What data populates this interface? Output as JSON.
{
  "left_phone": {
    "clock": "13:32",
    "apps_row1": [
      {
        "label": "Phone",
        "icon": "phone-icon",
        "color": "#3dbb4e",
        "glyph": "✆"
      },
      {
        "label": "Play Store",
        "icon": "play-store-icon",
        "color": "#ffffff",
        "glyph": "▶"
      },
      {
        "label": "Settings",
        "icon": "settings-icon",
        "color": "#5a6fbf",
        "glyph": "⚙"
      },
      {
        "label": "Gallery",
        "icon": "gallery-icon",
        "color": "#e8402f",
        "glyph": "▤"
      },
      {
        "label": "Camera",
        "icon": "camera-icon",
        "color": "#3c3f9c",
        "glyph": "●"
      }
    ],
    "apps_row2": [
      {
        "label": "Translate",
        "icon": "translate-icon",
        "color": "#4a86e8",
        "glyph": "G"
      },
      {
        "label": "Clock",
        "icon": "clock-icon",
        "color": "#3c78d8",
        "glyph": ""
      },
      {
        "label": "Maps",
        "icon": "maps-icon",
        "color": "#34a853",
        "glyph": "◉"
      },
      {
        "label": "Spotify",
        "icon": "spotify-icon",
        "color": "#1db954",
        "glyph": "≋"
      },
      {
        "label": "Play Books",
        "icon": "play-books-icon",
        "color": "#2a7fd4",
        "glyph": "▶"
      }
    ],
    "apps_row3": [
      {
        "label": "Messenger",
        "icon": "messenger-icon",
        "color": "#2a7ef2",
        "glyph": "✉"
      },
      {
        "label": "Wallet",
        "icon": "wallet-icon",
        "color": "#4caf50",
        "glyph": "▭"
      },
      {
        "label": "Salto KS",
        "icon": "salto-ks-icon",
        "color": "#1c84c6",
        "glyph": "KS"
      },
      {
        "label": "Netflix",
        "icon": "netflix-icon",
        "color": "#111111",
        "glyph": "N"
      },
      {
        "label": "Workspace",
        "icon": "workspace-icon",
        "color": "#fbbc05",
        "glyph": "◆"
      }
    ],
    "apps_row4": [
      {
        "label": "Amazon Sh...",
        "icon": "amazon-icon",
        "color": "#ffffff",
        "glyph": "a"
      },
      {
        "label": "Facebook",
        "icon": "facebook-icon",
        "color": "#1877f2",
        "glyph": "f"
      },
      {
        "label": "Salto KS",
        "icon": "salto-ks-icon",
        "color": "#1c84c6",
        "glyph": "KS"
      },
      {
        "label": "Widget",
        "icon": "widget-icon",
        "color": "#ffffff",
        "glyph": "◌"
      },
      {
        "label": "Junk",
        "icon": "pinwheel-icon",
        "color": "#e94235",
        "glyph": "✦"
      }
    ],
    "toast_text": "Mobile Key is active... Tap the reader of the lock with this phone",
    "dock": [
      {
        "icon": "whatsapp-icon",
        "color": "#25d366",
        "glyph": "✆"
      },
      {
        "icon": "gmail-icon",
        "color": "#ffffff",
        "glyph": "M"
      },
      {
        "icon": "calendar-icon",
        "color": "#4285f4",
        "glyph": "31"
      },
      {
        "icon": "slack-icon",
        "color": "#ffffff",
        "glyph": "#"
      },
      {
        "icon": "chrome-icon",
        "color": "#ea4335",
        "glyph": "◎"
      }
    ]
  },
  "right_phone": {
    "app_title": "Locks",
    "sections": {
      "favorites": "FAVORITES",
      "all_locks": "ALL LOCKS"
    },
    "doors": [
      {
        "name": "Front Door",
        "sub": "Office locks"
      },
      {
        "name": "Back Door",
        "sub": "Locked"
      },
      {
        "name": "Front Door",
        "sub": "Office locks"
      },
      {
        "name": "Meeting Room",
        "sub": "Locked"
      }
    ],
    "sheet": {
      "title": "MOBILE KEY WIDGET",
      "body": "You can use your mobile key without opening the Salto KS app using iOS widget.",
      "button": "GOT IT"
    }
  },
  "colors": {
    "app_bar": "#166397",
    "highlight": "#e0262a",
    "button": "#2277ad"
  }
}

◇ ◇ ◇

> _WHAT YOU NEED TO DO_
Show every line of the listing in which the string "this" can be found.

> _CORRECT RESULT_
What data populates this interface? Output as JSON.
    "toast_text": "Mobile Key is active... Tap the reader of the lock with this phone",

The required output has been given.